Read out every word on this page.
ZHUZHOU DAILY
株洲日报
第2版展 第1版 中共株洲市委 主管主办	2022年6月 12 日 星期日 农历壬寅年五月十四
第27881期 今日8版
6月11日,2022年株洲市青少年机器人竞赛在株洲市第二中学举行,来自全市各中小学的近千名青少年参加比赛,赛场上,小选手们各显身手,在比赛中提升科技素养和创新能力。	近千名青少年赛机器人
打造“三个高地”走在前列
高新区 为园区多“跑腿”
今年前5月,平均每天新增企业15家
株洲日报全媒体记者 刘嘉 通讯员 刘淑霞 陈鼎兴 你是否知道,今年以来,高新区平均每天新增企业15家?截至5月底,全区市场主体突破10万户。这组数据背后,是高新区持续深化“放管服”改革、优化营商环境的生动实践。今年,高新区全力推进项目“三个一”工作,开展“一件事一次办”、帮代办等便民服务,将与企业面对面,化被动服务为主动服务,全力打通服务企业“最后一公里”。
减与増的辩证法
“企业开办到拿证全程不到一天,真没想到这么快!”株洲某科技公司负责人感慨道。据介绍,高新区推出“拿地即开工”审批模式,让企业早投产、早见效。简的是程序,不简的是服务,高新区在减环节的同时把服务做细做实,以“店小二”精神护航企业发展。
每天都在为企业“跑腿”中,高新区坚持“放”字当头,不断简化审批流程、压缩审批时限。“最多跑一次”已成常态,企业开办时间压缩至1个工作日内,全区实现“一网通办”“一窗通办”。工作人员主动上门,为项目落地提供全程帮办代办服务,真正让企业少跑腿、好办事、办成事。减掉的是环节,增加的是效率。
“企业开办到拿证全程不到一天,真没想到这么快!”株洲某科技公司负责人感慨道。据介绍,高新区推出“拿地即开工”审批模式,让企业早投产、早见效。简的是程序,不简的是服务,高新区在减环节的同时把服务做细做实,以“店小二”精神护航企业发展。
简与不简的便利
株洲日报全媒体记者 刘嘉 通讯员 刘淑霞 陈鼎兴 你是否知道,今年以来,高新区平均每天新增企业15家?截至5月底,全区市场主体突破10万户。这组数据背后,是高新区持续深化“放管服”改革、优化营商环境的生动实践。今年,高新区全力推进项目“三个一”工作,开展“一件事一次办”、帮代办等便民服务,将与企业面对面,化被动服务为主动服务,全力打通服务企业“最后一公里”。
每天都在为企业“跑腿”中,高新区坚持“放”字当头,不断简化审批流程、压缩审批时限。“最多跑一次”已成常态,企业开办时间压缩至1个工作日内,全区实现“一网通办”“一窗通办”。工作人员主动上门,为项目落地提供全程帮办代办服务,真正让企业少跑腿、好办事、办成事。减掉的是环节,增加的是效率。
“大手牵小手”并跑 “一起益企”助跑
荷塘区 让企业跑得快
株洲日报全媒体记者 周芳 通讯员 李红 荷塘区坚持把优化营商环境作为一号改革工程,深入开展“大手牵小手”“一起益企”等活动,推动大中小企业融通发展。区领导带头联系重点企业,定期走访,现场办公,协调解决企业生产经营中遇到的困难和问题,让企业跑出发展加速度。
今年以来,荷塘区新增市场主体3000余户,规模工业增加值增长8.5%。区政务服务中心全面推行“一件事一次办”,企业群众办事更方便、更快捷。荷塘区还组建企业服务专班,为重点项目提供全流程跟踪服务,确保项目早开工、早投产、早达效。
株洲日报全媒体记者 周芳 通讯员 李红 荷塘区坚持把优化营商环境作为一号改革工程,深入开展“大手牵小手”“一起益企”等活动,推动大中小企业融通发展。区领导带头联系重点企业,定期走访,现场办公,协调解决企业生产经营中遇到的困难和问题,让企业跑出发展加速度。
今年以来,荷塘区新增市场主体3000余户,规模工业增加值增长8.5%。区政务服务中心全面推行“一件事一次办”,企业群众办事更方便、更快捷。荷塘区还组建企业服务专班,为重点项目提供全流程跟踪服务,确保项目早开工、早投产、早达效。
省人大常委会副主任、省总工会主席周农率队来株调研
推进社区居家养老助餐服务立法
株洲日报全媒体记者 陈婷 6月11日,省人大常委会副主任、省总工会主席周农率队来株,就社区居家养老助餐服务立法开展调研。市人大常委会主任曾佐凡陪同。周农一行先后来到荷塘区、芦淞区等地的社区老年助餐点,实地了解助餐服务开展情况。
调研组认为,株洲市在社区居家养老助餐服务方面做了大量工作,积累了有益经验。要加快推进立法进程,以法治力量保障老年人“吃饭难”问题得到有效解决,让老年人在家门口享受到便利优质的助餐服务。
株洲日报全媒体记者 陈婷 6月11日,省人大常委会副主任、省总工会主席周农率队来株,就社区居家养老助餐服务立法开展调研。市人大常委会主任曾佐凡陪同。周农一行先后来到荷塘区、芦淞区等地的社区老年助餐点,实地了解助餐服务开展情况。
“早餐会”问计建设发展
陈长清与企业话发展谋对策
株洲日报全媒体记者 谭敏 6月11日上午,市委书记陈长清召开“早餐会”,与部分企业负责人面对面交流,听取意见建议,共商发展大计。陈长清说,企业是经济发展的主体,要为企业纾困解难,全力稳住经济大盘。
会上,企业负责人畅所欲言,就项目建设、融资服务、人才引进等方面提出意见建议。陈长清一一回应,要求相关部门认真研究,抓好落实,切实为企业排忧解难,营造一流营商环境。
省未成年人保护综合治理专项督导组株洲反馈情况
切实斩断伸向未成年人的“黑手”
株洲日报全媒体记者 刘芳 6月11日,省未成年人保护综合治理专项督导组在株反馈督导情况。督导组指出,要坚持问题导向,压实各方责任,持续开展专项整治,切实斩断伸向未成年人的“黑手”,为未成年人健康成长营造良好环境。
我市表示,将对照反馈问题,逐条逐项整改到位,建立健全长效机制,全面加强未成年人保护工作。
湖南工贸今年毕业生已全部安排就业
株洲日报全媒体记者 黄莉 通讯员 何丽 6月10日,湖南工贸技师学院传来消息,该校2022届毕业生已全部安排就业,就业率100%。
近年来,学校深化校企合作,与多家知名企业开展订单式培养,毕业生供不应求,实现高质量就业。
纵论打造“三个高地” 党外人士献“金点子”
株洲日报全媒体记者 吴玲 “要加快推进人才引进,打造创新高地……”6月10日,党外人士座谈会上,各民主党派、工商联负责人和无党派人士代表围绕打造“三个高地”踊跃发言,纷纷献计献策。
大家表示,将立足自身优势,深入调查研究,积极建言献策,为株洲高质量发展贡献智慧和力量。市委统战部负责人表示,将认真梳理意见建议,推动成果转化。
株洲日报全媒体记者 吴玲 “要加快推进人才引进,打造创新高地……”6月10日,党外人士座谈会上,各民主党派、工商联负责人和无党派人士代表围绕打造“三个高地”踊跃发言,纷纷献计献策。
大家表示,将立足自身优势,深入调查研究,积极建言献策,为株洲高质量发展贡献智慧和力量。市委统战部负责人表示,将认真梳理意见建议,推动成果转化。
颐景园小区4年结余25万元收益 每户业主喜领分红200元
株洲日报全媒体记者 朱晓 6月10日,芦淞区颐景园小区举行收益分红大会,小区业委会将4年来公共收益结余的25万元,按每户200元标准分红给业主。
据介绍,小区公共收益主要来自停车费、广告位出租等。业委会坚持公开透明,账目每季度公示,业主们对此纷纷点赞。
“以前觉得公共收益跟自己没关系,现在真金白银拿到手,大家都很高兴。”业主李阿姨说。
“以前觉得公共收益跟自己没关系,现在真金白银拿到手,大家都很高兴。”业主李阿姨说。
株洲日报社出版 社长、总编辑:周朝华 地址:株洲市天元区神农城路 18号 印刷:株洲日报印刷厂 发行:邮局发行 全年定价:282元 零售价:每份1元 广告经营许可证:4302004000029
+ + + + + + +
§ **STATED GOAL**
Without changing a word, restate the whole listing.

§ **PROBLEM SOLUTION**
Read out every word on this page.
ZHUZHOU DAILY
株洲日报
第2版展 第1版 中共株洲市委 主管主办	2022年6月 12 日 星期日 农历壬寅年五月十四
第27881期 今日8版
6月11日,2022年株洲市青少年机器人竞赛在株洲市第二中学举行,来自全市各中小学的近千名青少年参加比赛,赛场上,小选手们各显身手,在比赛中提升科技素养和创新能力。	近千名青少年赛机器人
打造“三个高地”走在前列
高新区 为园区多“跑腿”
今年前5月,平均每天新增企业15家
株洲日报全媒体记者 刘嘉 通讯员 刘淑霞 陈鼎兴 你是否知道,今年以来,高新区平均每天新增企业15家?截至5月底,全区市场主体突破10万户。这组数据背后,是高新区持续深化“放管服”改革、优化营商环境的生动实践。今年,高新区全力推进项目“三个一”工作,开展“一件事一次办”、帮代办等便民服务,将与企业面对面,化被动服务为主动服务,全力打通服务企业“最后一公里”。
减与増的辩证法
“企业开办到拿证全程不到一天,真没想到这么快!”株洲某科技公司负责人感慨道。据介绍,高新区推出“拿地即开工”审批模式,让企业早投产、早见效。简的是程序,不简的是服务,高新区在减环节的同时把服务做细做实,以“店小二”精神护航企业发展。
每天都在为企业“跑腿”中,高新区坚持“放”字当头,不断简化审批流程、压缩审批时限。“最多跑一次”已成常态,企业开办时间压缩至1个工作日内,全区实现“一网通办”“一窗通办”。工作人员主动上门,为项目落地提供全程帮办代办服务,真正让企业少跑腿、好办事、办成事。减掉的是环节,增加的是效率。
“企业开办到拿证全程不到一天,真没想到这么快!”株洲某科技公司负责人感慨道。据介绍,高新区推出“拿地即开工”审批模式,让企业早投产、早见效。简的是程序,不简的是服务,高新区在减环节的同时把服务做细做实,以“店小二”精神护航企业发展。
简与不简的便利
株洲日报全媒体记者 刘嘉 通讯员 刘淑霞 陈鼎兴 你是否知道,今年以来,高新区平均每天新增企业15家?截至5月底,全区市场主体突破10万户。这组数据背后,是高新区持续深化“放管服”改革、优化营商环境的生动实践。今年,高新区全力推进项目“三个一”工作,开展“一件事一次办”、帮代办等便民服务,将与企业面对面,化被动服务为主动服务,全力打通服务企业“最后一公里”。
每天都在为企业“跑腿”中,高新区坚持“放”字当头,不断简化审批流程、压缩审批时限。“最多跑一次”已成常态,企业开办时间压缩至1个工作日内,全区实现“一网通办”“一窗通办”。工作人员主动上门,为项目落地提供全程帮办代办服务,真正让企业少跑腿、好办事、办成事。减掉的是环节,增加的是效率。
“大手牵小手”并跑 “一起益企”助跑
荷塘区 让企业跑得快
株洲日报全媒体记者 周芳 通讯员 李红 荷塘区坚持把优化营商环境作为一号改革工程,深入开展“大手牵小手”“一起益企”等活动,推动大中小企业融通发展。区领导带头联系重点企业,定期走访,现场办公,协调解决企业生产经营中遇到的困难和问题,让企业跑出发展加速度。
今年以来,荷塘区新增市场主体3000余户,规模工业增加值增长8.5%。区政务服务中心全面推行“一件事一次办”,企业群众办事更方便、更快捷。荷塘区还组建企业服务专班,为重点项目提供全流程跟踪服务,确保项目早开工、早投产、早达效。
株洲日报全媒体记者 周芳 通讯员 李红 荷塘区坚持把优化营商环境作为一号改革工程,深入开展“大手牵小手”“一起益企”等活动,推动大中小企业融通发展。区领导带头联系重点企业,定期走访,现场办公,协调解决企业生产经营中遇到的困难和问题,让企业跑出发展加速度。
今年以来,荷塘区新增市场主体3000余户,规模工业增加值增长8.5%。区政务服务中心全面推行“一件事一次办”,企业群众办事更方便、更快捷。荷塘区还组建企业服务专班,为重点项目提供全流程跟踪服务,确保项目早开工、早投产、早达效。
省人大常委会副主任、省总工会主席周农率队来株调研
推进社区居家养老助餐服务立法
株洲日报全媒体记者 陈婷 6月11日,省人大常委会副主任、省总工会主席周农率队来株,就社区居家养老助餐服务立法开展调研。市人大常委会主任曾佐凡陪同。周农一行先后来到荷塘区、芦淞区等地的社区老年助餐点,实地了解助餐服务开展情况。
调研组认为,株洲市在社区居家养老助餐服务方面做了大量工作,积累了有益经验。要加快推进立法进程,以法治力量保障老年人“吃饭难”问题得到有效解决,让老年人在家门口享受到便利优质的助餐服务。
株洲日报全媒体记者 陈婷 6月11日,省人大常委会副主任、省总工会主席周农率队来株,就社区居家养老助餐服务立法开展调研。市人大常委会主任曾佐凡陪同。周农一行先后来到荷塘区、芦淞区等地的社区老年助餐点,实地了解助餐服务开展情况。
“早餐会”问计建设发展
陈长清与企业话发展谋对策
株洲日报全媒体记者 谭敏 6月11日上午,市委书记陈长清召开“早餐会”,与部分企业负责人面对面交流,听取意见建议,共商发展大计。陈长清说,企业是经济发展的主体,要为企业纾困解难,全力稳住经济大盘。
会上,企业负责人畅所欲言,就项目建设、融资服务、人才引进等方面提出意见建议。陈长清一一回应,要求相关部门认真研究,抓好落实,切实为企业排忧解难,营造一流营商环境。
省未成年人保护综合治理专项督导组株洲反馈情况
切实斩断伸向未成年人的“黑手”
株洲日报全媒体记者 刘芳 6月11日,省未成年人保护综合治理专项督导组在株反馈督导情况。督导组指出,要坚持问题导向,压实各方责任,持续开展专项整治,切实斩断伸向未成年人的“黑手”,为未成年人健康成长营造良好环境。
我市表示,将对照反馈问题,逐条逐项整改到位,建立健全长效机制,全面加强未成年人保护工作。
湖南工贸今年毕业生已全部安排就业
株洲日报全媒体记者 黄莉 通讯员 何丽 6月10日,湖南工贸技师学院传来消息,该校2022届毕业生已全部安排就业,就业率100%。
近年来,学校深化校企合作,与多家知名企业开展订单式培养,毕业生供不应求,实现高质量就业。
纵论打造“三个高地” 党外人士献“金点子”
株洲日报全媒体记者 吴玲 “要加快推进人才引进,打造创新高地……”6月10日,党外人士座谈会上,各民主党派、工商联负责人和无党派人士代表围绕打造“三个高地”踊跃发言,纷纷献计献策。
大家表示,将立足自身优势,深入调查研究,积极建言献策,为株洲高质量发展贡献智慧和力量。市委统战部负责人表示,将认真梳理意见建议,推动成果转化。
株洲日报全媒体记者 吴玲 “要加快推进人才引进,打造创新高地……”6月10日,党外人士座谈会上,各民主党派、工商联负责人和无党派人士代表围绕打造“三个高地”踊跃发言,纷纷献计献策。
大家表示,将立足自身优势,深入调查研究,积极建言献策,为株洲高质量发展贡献智慧和力量。市委统战部负责人表示,将认真梳理意见建议,推动成果转化。
颐景园小区4年结余25万元收益 每户业主喜领分红200元
株洲日报全媒体记者 朱晓 6月10日,芦淞区颐景园小区举行收益分红大会,小区业委会将4年来公共收益结余的25万元,按每户200元标准分红给业主。
据介绍,小区公共收益主要来自停车费、广告位出租等。业委会坚持公开透明,账目每季度公示,业主们对此纷纷点赞。
“以前觉得公共收益跟自己没关系,现在真金白银拿到手,大家都很高兴。”业主李阿姨说。
“以前觉得公共收益跟自己没关系,现在真金白银拿到手,大家都很高兴。”业主李阿姨说。
株洲日报社出版 社长、总编辑:周朝华 地址:株洲市天元区神农城路 18号 印刷:株洲日报印刷厂 发行:邮局发行 全年定价:282元 零售价:每份1元 广告经营许可证:4302004000029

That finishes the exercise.